### [What to produce]
In the listing below, locate the lines that hold the string "mode". Copy those lines.

(Chart and figure data)
• • • • • • •

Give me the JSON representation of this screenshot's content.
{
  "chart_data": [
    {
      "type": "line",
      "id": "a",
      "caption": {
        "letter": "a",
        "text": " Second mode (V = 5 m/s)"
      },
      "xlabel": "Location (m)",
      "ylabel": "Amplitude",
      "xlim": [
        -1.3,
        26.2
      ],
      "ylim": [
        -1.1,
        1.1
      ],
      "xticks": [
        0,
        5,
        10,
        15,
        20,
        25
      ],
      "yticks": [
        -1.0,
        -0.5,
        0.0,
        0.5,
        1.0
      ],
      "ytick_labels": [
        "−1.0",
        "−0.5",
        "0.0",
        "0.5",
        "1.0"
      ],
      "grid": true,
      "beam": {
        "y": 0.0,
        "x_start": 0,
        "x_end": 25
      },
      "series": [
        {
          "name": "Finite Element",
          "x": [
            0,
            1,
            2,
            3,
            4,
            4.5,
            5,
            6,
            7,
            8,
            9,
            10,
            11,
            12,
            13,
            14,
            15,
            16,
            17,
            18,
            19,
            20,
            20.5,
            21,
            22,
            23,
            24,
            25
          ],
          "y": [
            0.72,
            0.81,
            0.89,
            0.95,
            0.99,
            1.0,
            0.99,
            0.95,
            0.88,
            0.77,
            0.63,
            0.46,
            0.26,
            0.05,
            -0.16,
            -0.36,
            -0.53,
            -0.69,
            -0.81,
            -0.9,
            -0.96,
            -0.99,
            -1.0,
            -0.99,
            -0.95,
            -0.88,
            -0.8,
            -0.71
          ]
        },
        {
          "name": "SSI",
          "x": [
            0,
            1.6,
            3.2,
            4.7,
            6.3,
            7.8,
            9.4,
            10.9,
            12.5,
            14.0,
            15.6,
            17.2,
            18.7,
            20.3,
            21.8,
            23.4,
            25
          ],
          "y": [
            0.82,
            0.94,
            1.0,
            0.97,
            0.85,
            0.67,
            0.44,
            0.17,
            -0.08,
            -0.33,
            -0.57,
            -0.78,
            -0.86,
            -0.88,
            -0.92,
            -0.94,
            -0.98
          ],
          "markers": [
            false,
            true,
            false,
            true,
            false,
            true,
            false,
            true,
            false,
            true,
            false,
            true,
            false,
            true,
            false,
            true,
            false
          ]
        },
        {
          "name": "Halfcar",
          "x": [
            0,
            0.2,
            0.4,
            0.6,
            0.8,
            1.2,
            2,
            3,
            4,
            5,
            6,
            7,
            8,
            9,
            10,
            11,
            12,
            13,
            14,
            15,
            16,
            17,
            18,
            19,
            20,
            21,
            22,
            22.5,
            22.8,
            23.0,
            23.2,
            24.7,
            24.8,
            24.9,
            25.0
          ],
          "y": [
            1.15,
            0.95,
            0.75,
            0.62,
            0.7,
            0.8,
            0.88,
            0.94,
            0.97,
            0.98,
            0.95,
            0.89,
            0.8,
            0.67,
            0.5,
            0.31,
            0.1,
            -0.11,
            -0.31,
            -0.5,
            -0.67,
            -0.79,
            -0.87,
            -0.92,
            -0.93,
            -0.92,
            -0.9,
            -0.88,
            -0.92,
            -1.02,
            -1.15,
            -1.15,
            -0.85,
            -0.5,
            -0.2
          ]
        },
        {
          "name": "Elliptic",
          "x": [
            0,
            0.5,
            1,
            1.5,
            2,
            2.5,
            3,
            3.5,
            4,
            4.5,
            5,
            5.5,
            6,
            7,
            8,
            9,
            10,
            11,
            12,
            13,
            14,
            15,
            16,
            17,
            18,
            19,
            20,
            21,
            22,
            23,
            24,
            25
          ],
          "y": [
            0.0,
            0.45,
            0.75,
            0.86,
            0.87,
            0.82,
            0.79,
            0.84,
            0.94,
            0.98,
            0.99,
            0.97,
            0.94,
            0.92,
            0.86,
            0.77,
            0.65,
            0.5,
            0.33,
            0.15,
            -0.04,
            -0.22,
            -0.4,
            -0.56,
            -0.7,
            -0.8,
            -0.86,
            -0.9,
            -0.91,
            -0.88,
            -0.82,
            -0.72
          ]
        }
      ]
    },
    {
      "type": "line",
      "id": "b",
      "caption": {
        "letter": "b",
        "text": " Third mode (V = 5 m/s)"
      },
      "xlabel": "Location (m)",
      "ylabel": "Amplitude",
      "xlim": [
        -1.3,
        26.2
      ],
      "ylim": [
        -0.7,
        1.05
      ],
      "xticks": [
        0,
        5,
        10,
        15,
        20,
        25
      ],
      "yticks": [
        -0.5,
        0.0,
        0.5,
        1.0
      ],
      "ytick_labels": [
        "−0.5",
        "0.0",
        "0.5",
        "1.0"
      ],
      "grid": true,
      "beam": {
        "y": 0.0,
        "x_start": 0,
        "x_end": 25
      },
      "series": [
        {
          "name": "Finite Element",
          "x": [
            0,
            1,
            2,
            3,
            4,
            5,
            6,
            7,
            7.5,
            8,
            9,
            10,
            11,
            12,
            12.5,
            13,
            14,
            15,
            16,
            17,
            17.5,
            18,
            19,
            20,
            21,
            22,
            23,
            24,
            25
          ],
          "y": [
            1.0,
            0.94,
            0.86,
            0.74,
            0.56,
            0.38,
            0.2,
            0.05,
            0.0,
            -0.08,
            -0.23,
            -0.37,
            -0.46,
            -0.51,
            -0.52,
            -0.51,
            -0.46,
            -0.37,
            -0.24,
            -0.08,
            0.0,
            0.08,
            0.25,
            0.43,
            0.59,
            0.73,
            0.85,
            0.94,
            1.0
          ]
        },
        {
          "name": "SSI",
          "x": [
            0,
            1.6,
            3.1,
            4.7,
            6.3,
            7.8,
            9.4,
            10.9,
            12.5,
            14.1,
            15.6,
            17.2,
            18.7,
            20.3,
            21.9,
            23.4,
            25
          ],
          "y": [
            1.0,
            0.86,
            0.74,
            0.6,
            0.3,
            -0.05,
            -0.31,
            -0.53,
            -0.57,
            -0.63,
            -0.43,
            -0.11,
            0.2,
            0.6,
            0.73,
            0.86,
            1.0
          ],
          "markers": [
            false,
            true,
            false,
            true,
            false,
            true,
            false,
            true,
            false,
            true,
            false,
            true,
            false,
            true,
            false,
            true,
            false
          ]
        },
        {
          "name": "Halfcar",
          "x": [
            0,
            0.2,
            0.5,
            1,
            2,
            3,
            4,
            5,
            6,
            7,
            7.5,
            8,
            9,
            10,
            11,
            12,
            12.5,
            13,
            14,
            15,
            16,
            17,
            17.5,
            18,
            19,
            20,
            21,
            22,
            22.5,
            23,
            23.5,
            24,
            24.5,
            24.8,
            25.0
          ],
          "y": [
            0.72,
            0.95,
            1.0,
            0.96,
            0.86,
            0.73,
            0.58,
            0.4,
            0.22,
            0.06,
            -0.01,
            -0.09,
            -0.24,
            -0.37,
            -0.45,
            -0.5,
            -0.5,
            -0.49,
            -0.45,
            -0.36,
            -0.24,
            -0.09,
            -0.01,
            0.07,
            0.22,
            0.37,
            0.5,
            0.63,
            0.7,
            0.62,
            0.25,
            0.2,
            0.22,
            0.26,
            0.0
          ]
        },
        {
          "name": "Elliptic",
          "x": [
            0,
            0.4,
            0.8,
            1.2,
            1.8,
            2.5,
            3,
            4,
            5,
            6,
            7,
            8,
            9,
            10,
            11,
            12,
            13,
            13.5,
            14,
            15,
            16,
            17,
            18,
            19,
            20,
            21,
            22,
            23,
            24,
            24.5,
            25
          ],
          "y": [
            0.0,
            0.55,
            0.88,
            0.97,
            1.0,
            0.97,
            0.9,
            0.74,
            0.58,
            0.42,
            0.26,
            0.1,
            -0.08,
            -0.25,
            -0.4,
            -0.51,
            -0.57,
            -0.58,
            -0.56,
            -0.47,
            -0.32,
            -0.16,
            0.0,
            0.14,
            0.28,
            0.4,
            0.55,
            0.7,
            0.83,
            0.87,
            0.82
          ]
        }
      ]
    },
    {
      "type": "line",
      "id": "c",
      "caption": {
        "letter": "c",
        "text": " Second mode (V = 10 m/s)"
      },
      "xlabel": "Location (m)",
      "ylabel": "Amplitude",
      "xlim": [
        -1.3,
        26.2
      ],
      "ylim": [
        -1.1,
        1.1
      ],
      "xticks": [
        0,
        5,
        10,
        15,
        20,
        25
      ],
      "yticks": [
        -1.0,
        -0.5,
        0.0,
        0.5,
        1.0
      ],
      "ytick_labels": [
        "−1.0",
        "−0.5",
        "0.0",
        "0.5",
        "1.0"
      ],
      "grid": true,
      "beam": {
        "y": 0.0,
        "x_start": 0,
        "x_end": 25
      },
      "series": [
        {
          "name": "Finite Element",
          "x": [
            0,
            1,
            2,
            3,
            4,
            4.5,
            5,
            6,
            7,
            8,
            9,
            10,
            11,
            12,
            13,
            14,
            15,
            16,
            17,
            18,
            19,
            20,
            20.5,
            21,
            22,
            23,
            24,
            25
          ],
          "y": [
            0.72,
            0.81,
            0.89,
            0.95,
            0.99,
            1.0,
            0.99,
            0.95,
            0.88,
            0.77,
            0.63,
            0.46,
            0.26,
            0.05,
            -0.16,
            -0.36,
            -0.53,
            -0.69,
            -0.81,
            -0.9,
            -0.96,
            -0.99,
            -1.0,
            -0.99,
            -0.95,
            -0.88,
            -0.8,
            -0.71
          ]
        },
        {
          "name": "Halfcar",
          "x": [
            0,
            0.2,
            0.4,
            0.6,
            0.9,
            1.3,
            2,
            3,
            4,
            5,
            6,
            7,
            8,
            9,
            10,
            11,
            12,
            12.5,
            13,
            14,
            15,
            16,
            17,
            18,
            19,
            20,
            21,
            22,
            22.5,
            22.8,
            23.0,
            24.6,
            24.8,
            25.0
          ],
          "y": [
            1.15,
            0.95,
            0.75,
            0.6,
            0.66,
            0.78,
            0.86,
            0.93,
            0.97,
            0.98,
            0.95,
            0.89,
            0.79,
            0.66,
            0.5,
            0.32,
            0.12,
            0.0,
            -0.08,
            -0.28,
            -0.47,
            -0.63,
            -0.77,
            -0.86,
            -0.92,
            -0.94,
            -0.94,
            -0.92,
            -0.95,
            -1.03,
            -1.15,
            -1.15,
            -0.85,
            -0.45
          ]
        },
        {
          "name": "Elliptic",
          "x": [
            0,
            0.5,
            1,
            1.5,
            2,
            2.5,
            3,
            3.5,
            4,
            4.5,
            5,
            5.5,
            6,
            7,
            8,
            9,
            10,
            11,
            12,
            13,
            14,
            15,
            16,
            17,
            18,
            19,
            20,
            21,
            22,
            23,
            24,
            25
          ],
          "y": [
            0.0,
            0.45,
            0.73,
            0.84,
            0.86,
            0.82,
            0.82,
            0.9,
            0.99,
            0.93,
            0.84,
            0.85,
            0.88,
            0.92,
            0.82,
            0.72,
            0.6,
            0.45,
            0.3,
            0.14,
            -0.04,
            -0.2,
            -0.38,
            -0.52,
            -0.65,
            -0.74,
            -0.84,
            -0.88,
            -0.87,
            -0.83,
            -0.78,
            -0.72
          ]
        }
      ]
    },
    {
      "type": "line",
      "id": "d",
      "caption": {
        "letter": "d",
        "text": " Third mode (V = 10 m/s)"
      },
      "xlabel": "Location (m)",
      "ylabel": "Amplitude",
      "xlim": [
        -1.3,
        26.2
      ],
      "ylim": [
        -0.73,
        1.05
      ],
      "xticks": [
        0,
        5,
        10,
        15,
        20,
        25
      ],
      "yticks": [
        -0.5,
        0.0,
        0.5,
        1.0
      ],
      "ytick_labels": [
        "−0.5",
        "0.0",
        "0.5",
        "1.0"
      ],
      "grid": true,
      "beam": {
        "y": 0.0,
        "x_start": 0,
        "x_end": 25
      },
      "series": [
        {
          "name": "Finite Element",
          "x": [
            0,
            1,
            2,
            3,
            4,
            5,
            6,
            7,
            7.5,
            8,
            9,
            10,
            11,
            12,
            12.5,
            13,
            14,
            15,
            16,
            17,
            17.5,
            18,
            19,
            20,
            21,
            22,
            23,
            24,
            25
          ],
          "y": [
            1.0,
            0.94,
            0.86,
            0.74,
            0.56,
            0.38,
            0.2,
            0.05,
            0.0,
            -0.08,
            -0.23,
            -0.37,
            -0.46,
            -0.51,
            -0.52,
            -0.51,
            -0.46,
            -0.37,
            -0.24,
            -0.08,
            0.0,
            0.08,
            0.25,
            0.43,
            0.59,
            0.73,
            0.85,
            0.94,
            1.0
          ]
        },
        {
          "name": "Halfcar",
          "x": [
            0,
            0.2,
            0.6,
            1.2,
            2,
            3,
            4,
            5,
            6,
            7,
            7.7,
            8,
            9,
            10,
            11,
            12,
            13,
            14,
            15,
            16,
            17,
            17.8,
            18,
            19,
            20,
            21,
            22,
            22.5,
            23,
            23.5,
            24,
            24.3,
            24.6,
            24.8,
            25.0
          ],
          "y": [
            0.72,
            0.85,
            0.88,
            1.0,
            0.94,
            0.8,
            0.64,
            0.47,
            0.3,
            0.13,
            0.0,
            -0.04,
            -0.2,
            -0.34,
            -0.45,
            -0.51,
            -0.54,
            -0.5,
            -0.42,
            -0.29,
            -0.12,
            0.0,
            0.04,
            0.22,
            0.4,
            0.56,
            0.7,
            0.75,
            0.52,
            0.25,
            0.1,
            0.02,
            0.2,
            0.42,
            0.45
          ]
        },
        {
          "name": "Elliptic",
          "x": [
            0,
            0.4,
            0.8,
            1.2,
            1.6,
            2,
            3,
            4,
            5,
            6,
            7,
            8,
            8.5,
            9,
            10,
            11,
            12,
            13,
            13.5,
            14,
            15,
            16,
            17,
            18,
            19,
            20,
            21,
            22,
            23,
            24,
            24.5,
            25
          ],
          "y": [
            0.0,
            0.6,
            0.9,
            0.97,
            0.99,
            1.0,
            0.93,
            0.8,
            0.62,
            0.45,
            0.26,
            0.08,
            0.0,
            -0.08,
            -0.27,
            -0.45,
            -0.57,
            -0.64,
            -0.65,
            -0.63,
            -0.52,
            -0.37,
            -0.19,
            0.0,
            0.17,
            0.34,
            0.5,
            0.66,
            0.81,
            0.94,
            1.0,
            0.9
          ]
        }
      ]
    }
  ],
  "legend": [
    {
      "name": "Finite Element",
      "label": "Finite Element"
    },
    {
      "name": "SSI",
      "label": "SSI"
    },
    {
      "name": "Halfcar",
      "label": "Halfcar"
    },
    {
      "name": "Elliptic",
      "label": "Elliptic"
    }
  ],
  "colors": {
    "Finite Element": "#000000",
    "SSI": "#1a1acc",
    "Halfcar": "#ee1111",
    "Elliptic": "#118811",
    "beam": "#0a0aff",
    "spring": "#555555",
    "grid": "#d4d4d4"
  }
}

• • • • • • •

### [Full response]
        "text": " Second mode (V = 5 m/s)"
        "text": " Third mode (V = 5 m/s)"
        "text": " Second mode (V = 10 m/s)"
        "text": " Third mode (V = 10 m/s)"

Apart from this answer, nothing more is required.